=== Exercise details ===
For each line in the data below that holds "events", return a copy.

=== Provided records ===
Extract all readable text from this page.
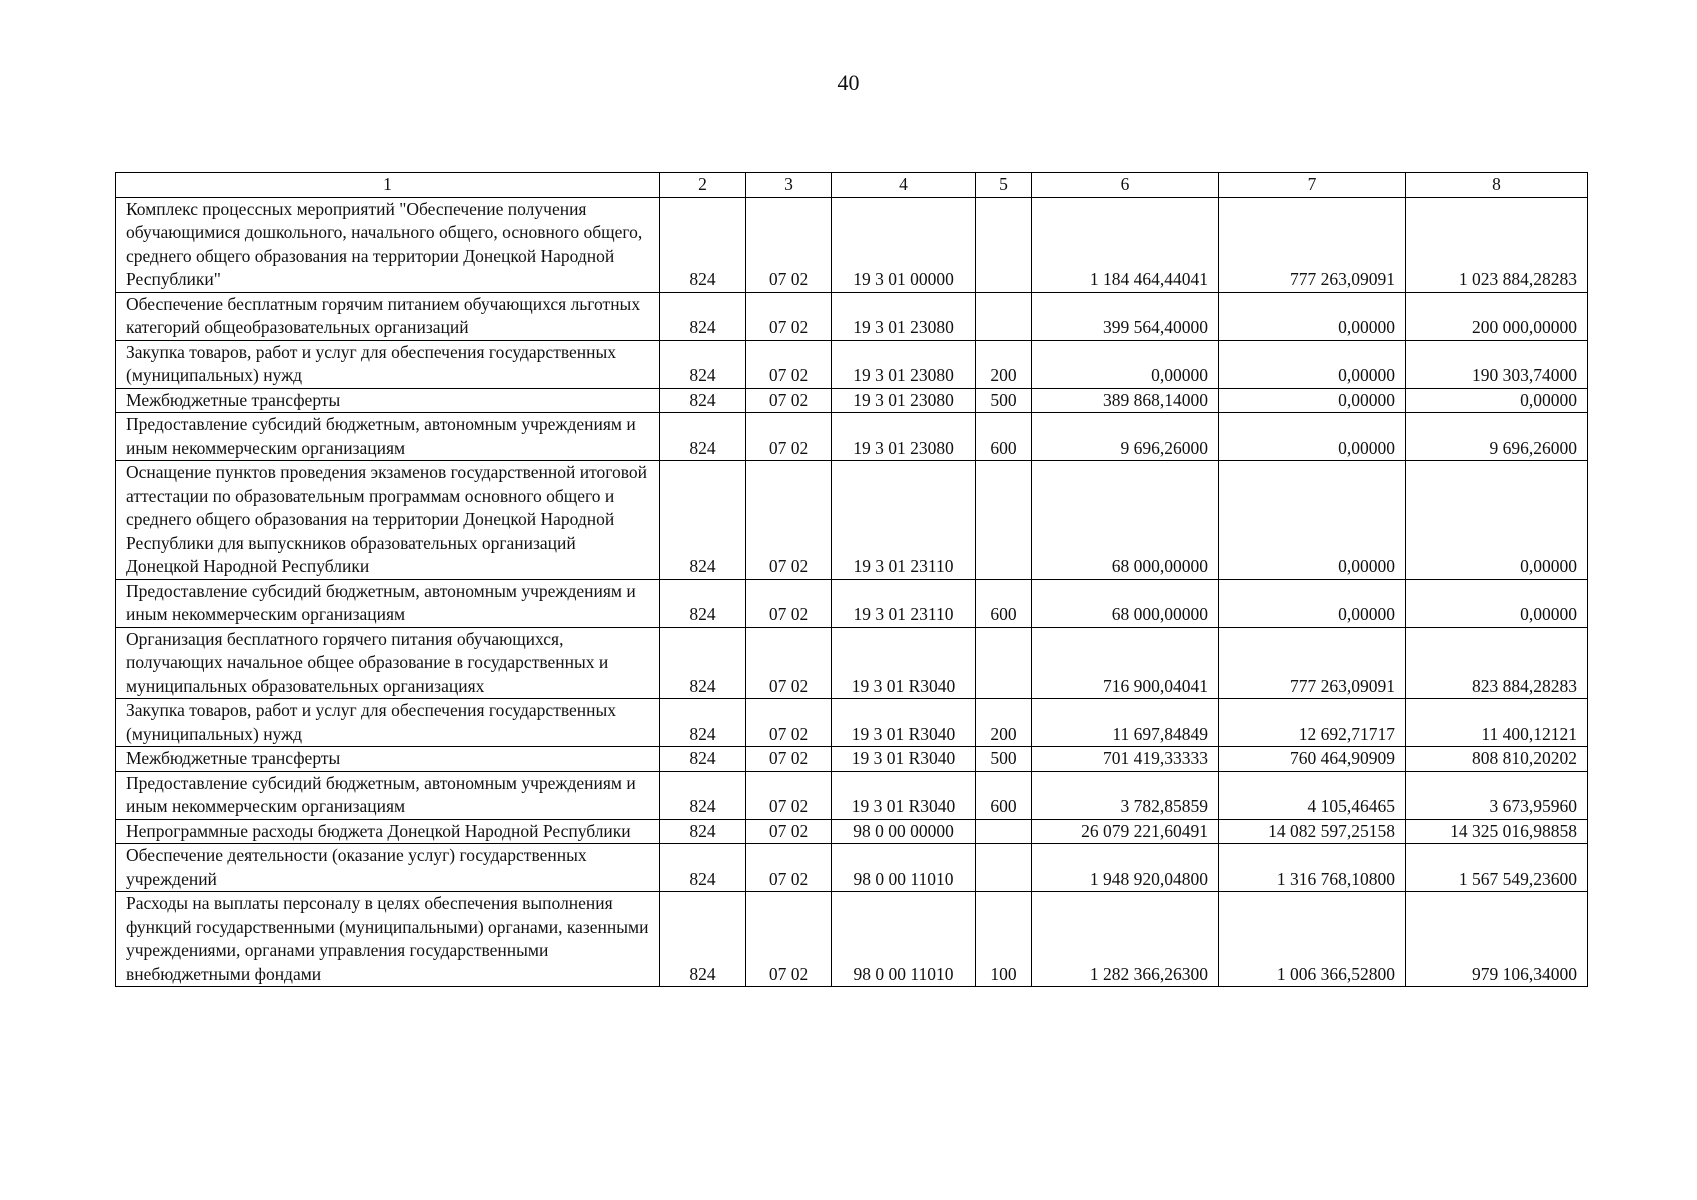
40
1	2	3	4	5	6	7	8
Комплекс процессных мероприятий "Обеспечение получения обучающимися дошкольного, начального общего, основного общего, среднего общего образования на территории Донецкой Народной Республики"	824	07 02	19 3 01 00000		1 184 464,44041	777 263,09091	1 023 884,28283
Обеспечение бесплатным горячим питанием обучающихся льготных категорий общеобразовательных организаций	824	07 02	19 3 01 23080		399 564,40000	0,00000	200 000,00000
Закупка товаров, работ и услуг для обеспечения государственных (муниципальных) нужд	824	07 02	19 3 01 23080	200	0,00000	0,00000	190 303,74000
Межбюджетные трансферты	824	07 02	19 3 01 23080	500	389 868,14000	0,00000	0,00000
Предоставление субсидий бюджетным, автономным учреждениям и иным некоммерческим организациям	824	07 02	19 3 01 23080	600	9 696,26000	0,00000	9 696,26000
Оснащение пунктов проведения экзаменов государственной итоговой аттестации по образовательным программам основного общего и среднего общего образования на территории Донецкой Народной Республики для выпускников образовательных организаций Донецкой Народной Республики	824	07 02	19 3 01 23110		68 000,00000	0,00000	0,00000
Предоставление субсидий бюджетным, автономным учреждениям и иным некоммерческим организациям	824	07 02	19 3 01 23110	600	68 000,00000	0,00000	0,00000
Организация бесплатного горячего питания обучающихся, получающих начальное общее образование в государственных и муниципальных образовательных организациях	824	07 02	19 3 01 R3040		716 900,04041	777 263,09091	823 884,28283
Закупка товаров, работ и услуг для обеспечения государственных (муниципальных) нужд	824	07 02	19 3 01 R3040	200	11 697,84849	12 692,71717	11 400,12121
Межбюджетные трансферты	824	07 02	19 3 01 R3040	500	701 419,33333	760 464,90909	808 810,20202
Предоставление субсидий бюджетным, автономным учреждениям и иным некоммерческим организациям	824	07 02	19 3 01 R3040	600	3 782,85859	4 105,46465	3 673,95960
Непрограммные расходы бюджета Донецкой Народной Республики	824	07 02	98 0 00 00000		26 079 221,60491	14 082 597,25158	14 325 016,98858
Обеспечение деятельности (оказание услуг) государственных учреждений	824	07 02	98 0 00 11010		1 948 920,04800	1 316 768,10800	1 567 549,23600
Расходы на выплаты персоналу в целях обеспечения выполнения функций государственными (муниципальными) органами, казенными учреждениями, органами управления государственными внебюджетными фондами	824	07 02	98 0 00 11010	100	1 282 366,26300	1 006 366,52800	979 106,34000
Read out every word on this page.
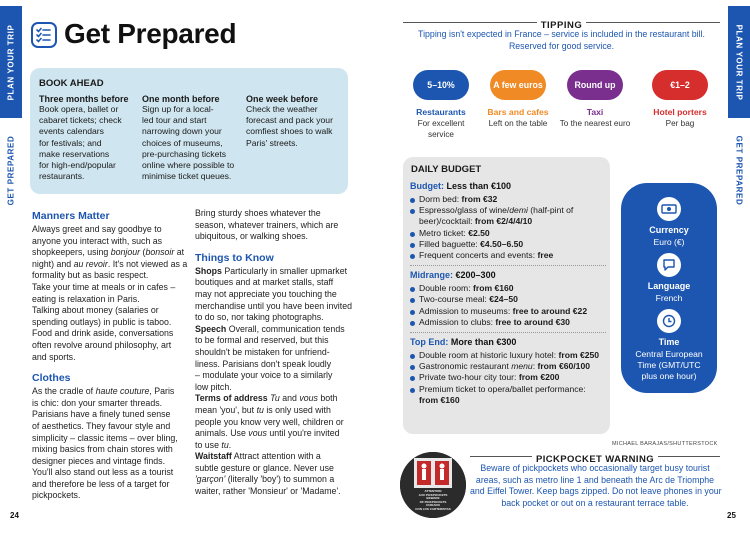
PLAN YOUR TRIP
GET PREPARED
Get Prepared
BOOK AHEAD
Three months before
Book opera, ballet or
cabaret tickets; check
events calendars
for festivals; and
make reservations
for high-end/popular
restaurants.
One month before
Sign up for a local-
led tour and start
narrowing down your
choices of museums,
pre-purchasing tickets
online where possible to
minimise ticket queues.
One week before
Check the weather
forecast and pack your
comfiest shoes to walk
Paris' streets.
Manners Matter
Always greet and say goodbye to
anyone you interact with, such as
shopkeepers, using bonjour (bonsoir at
night) and au revoir. It's not viewed as a
formality but as basic respect.
Take your time at meals or in cafes –
eating is relaxation in Paris.
Talking about money (salaries or
spending outlays) in public is taboo.
Food and drink aside, conversations
often revolve around philosophy, art
and sports.
Clothes
As the cradle of haute couture, Paris
is chic: don your smarter threads.
Parisians have a finely tuned sense
of aesthetics. They favour style and
simplicity – classic items – over bling,
mixing basics from chain stores with
designer pieces and vintage finds.
You'll also stand out less as a tourist
and therefore be less of a target for
pickpockets.
Bring sturdy shoes whatever the
season, whatever trainers, which are
ubiquitous, or walking shoes.
Things to Know
Shops Particularly in smaller upmarket
boutiques and at market stalls, staff
may not appreciate you touching the
merchandise until you have been invited
to do so, nor taking photographs.
Speech Overall, communication tends
to be formal and reserved, but this
shouldn't be mistaken for unfriend-
liness. Parisians don't speak loudly
– modulate your voice to a similarly
low pitch.
Terms of address Tu and vous both
mean 'you', but tu is only used with
people you know very well, children or
animals. Use vous until you're invited
to use tu.
Waitstaff Attract attention with a
subtle gesture or glance. Never use
'garçon' (literally 'boy') to summon a
waiter, rather 'Monsieur' or 'Madame'.
24
PLAN YOUR TRIP
GET PREPARED
TIPPING
Tipping isn't expected in France – service is included in the restaurant bill.
Reserved for good service.
5–10%
Restaurants
For excellent
service
A few euros
Bars and cafes
Left on the table
Round up
Taxi
To the nearest euro
€1–2
Hotel porters
Per bag
DAILY BUDGET
Budget: Less than €100
Dorm bed: from €32
Espresso/glass of wine/demi (half-pint of
beer)/cocktail: from €2/4/4/10
Metro ticket: €2.50
Filled baguette: €4.50–6.50
Frequent concerts and events: free
Midrange: €200–300
Double room: from €160
Two-course meal: €24–50
Admission to museums: free to around €22
Admission to clubs: free to around €30
Top End: More than €300
Double room at historic luxury hotel: from €250
Gastronomic restaurant menu: from €60/100
Private two-hour city tour: from €200
Premium ticket to opera/ballet performance:
from €160
Currency
Euro (€)
Language
French
Time
Central European
Time (GMT/UTC
plus one hour)
MICHAEL BARAJAS/SHUTTERSTOCK
ATTENTION
AUX PICKPOCKETS
BEWARE
OF PICKPOCKETS
CUIDADO
CON LOS CARTERISTAS
PICKPOCKET WARNING
Beware of pickpockets who occasionally target busy tourist
areas, such as metro line 1 and beneath the Arc de Triomphe
and Eiffel Tower. Keep bags zipped. Do not leave phones in your
back pocket or out on a restaurant terrace table.
25
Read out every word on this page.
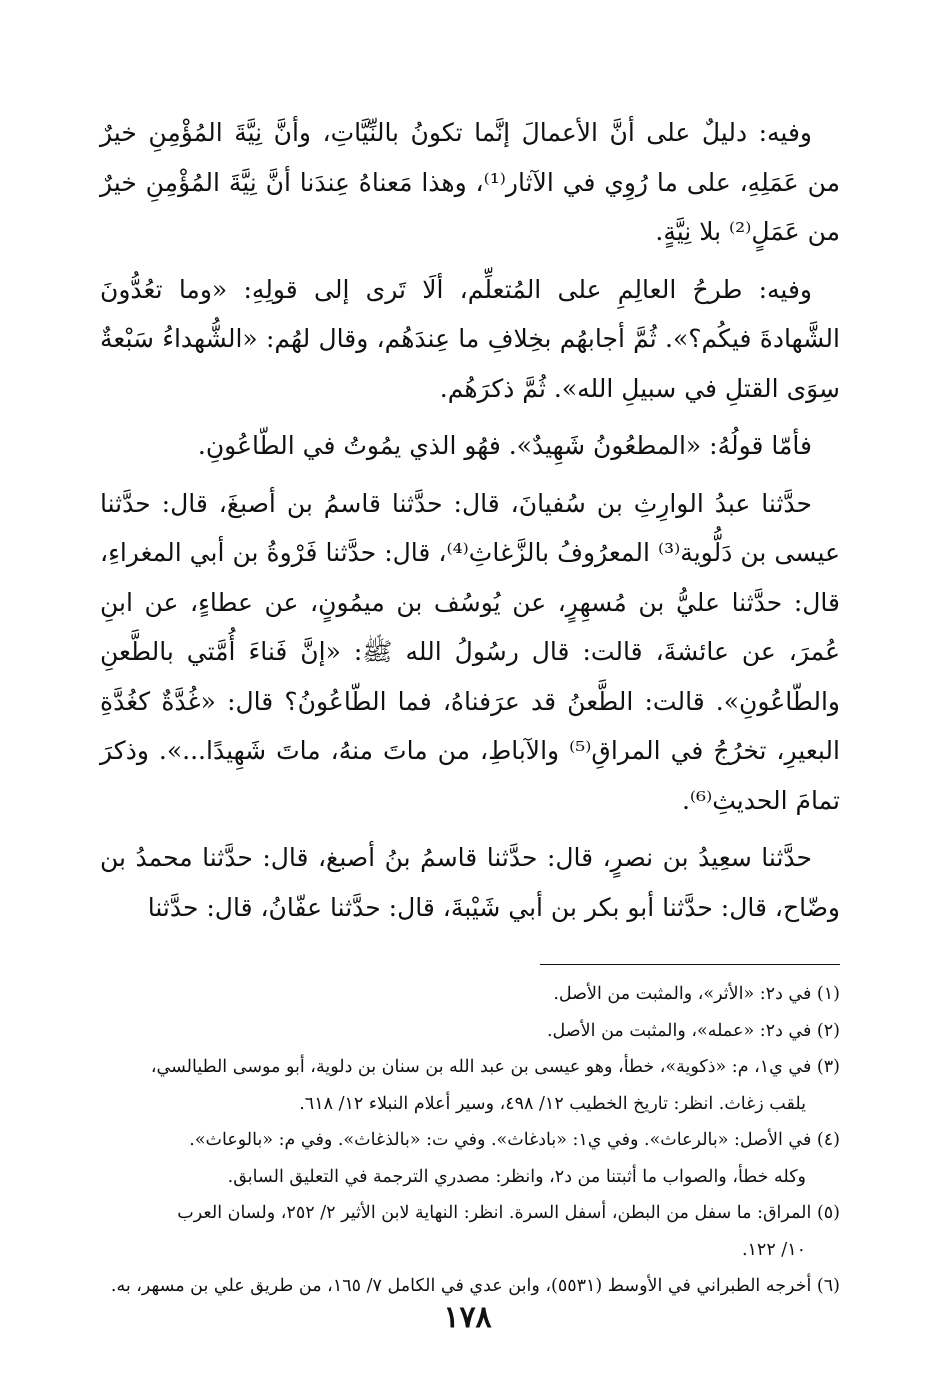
وفيه: دليلٌ على أنَّ الأعمالَ إنَّما تكونُ بالنِّيَّاتِ، وأنَّ نِيَّةَ المُؤْمِنِ خيرٌ من عَمَلِهِ، على ما رُوِي في الآثار⁽¹⁾، وهذا مَعناهُ عِندَنا أنَّ نِيَّةَ المُؤْمِنِ خيرٌ من عَمَلٍ⁽²⁾ بلا نِيَّةٍ.

وفيه: طرحُ العالِمِ على المُتعلِّم، ألَا تَرى إلى قولِهِ: «وما تعُدُّونَ الشَّهادةَ فيكُم؟». ثُمَّ أجابهُم بخِلافِ ما عِندَهُم، وقال لهُم: «الشُّهداءُ سَبْعةٌ سِوَى القتلِ في سبيلِ الله». ثُمَّ ذكرَهُم.

فأمّا قولُهُ: «المطعُونُ شَهِيدٌ». فهُو الذي يمُوتُ في الطّاعُونِ.

حدَّثنا عبدُ الوارِثِ بن سُفيانَ، قال: حدَّثنا قاسمُ بن أصبغَ، قال: حدَّثنا عيسى بن دَلُّوية⁽³⁾ المعرُوفُ بالزَّغاثِ⁽⁴⁾، قال: حدَّثنا فَرْوةُ بن أبي المغراءِ، قال: حدَّثنا عليُّ بن مُسهِرٍ، عن يُوسُف بن ميمُونٍ، عن عطاءٍ، عن ابنِ عُمرَ، عن عائشةَ، قالت: قال رسُولُ الله ﷺ: «إنَّ فَناءَ أُمَّتي بالطَّعنِ والطّاعُونِ». قالت: الطَّعنُ قد عرَفناهُ، فما الطّاعُونُ؟ قال: «غُدَّةٌ كغُدَّةِ البعيرِ، تخرُجُ في المراقِ⁽⁵⁾ والآباطِ، من ماتَ منهُ، ماتَ شَهِيدًا...». وذكرَ تمامَ الحديثِ⁽⁶⁾.

حدَّثنا سعِيدُ بن نصرٍ، قال: حدَّثنا قاسمُ بنُ أصبغ، قال: حدَّثنا محمدُ بن وضّاح، قال: حدَّثنا أبو بكر بن أبي شَيْبةَ، قال: حدَّثنا عفّانُ، قال: حدَّثنا

(١) في د٢: «الأثر»، والمثبت من الأصل.

(٢) في د٢: «عمله»، والمثبت من الأصل.

(٣) في ي١، م: «ذكوية»، خطأ، وهو عيسى بن عبد الله بن سنان بن دلوية، أبو موسى الطيالسي،

يلقب زغاث. انظر: تاريخ الخطيب ١٢/ ٤٩٨، وسير أعلام النبلاء ١٢/ ٦١٨.

(٤) في الأصل: «بالرعاث». وفي ي١: «بادغاث». وفي ت: «بالذغاث». وفي م: «بالوعاث».

وكله خطأ، والصواب ما أثبتنا من د٢، وانظر: مصدري الترجمة في التعليق السابق.

(٥) المراق: ما سفل من البطن، أسفل السرة. انظر: النهاية لابن الأثير ٢/ ٢٥٢، ولسان العرب

١٠/ ١٢٢.

(٦) أخرجه الطبراني في الأوسط (٥٥٣١)، وابن عدي في الكامل ٧/ ١٦٥، من طريق علي بن مسهر، به.

١٧٨
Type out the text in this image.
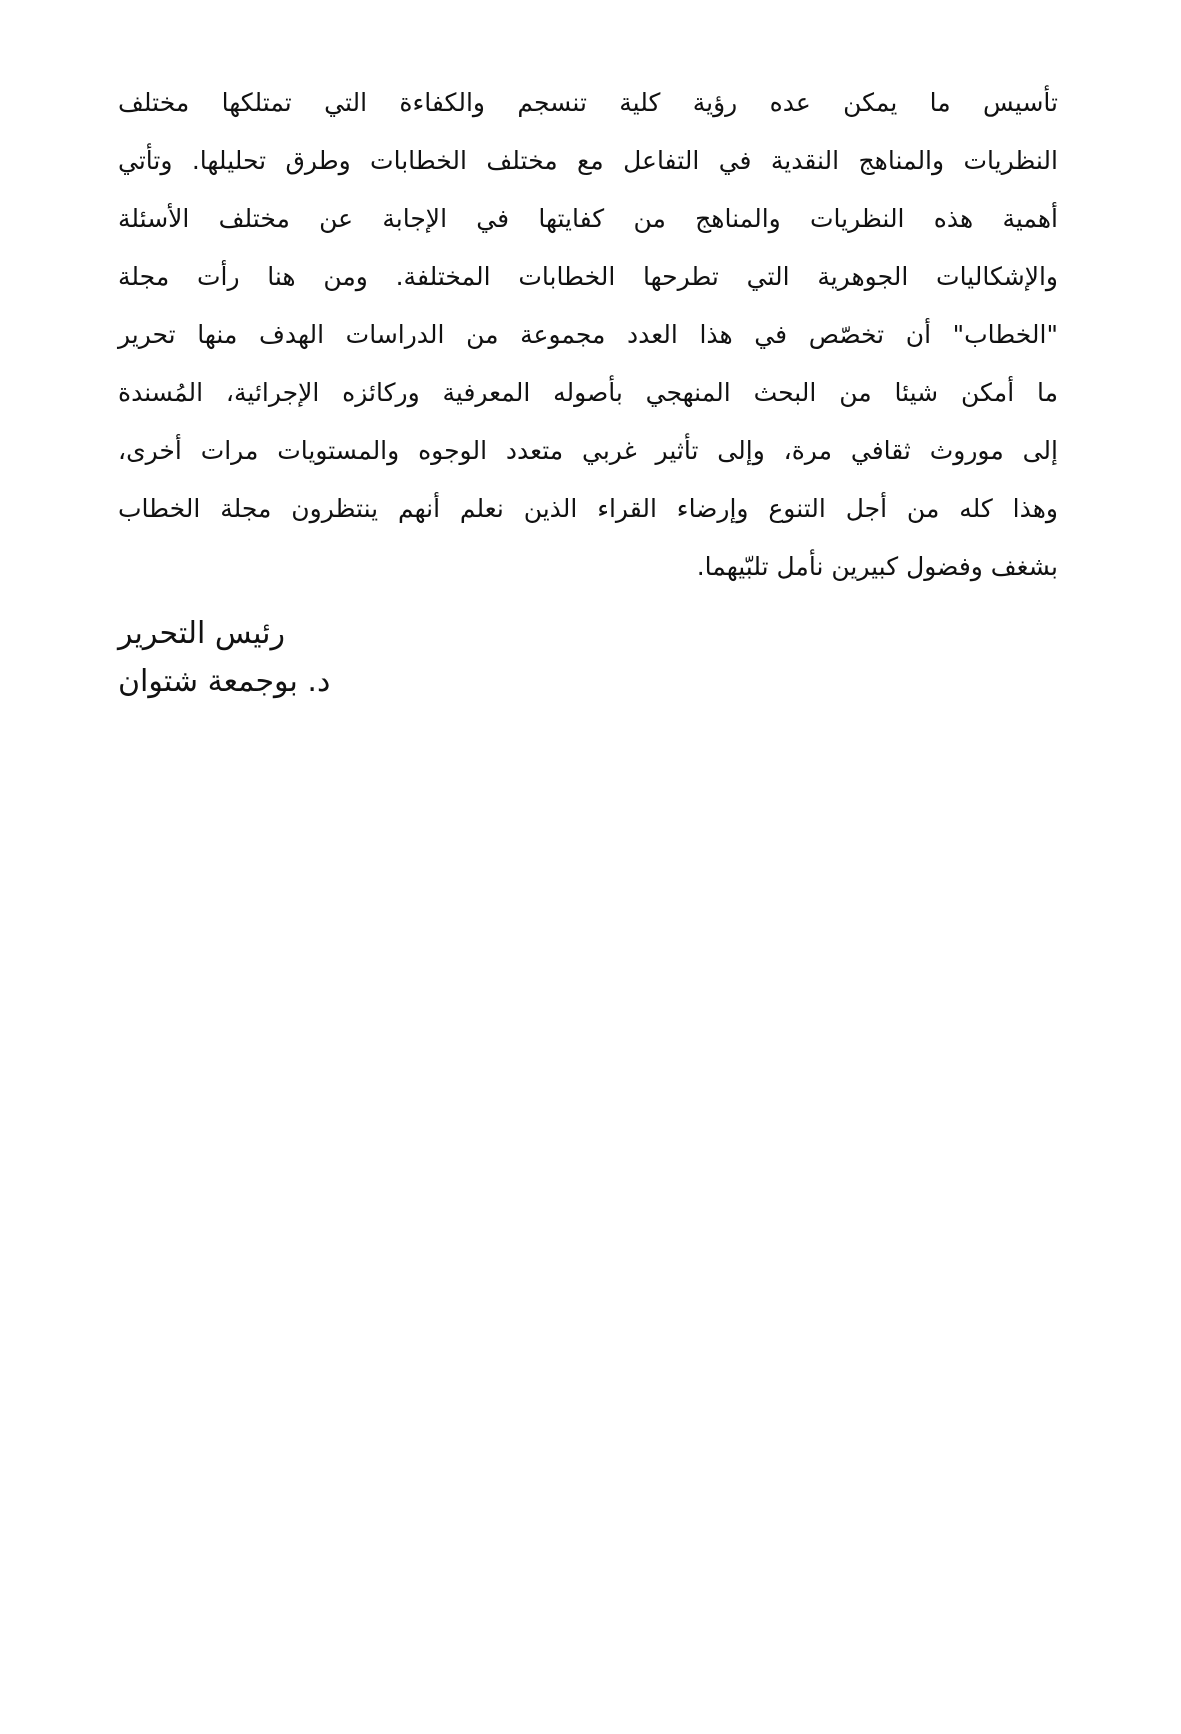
تأسيس ما يمكن عده رؤية كلية تنسجم والكفاءة التي تمتلكها مختلف
النظريات والمناهج النقدية في التفاعل مع مختلف الخطابات وطرق تحليلها. وتأتي
أهمية هذه النظريات والمناهج من كفايتها في الإجابة عن مختلف الأسئلة
والإشكاليات الجوهرية التي تطرحها الخطابات المختلفة. ومن هنا رأت مجلة
"الخطاب" أن تخصّص في هذا العدد مجموعة من الدراسات الهدف منها تحرير
ما أمكن شيئا من البحث المنهجي بأصوله المعرفية وركائزه الإجرائية، المُسندة
إلى موروث ثقافي مرة، وإلى تأثير غربي متعدد الوجوه والمستويات مرات أخرى،
وهذا كله من أجل التنوع وإرضاء القراء الذين نعلم أنهم ينتظرون مجلة الخطاب
بشغف وفضول كبيرين نأمل تلبّيهما.
رئيس التحرير
د. بوجمعة شتوان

=== Correct result ===
events calendars
Frequent concerts and events: free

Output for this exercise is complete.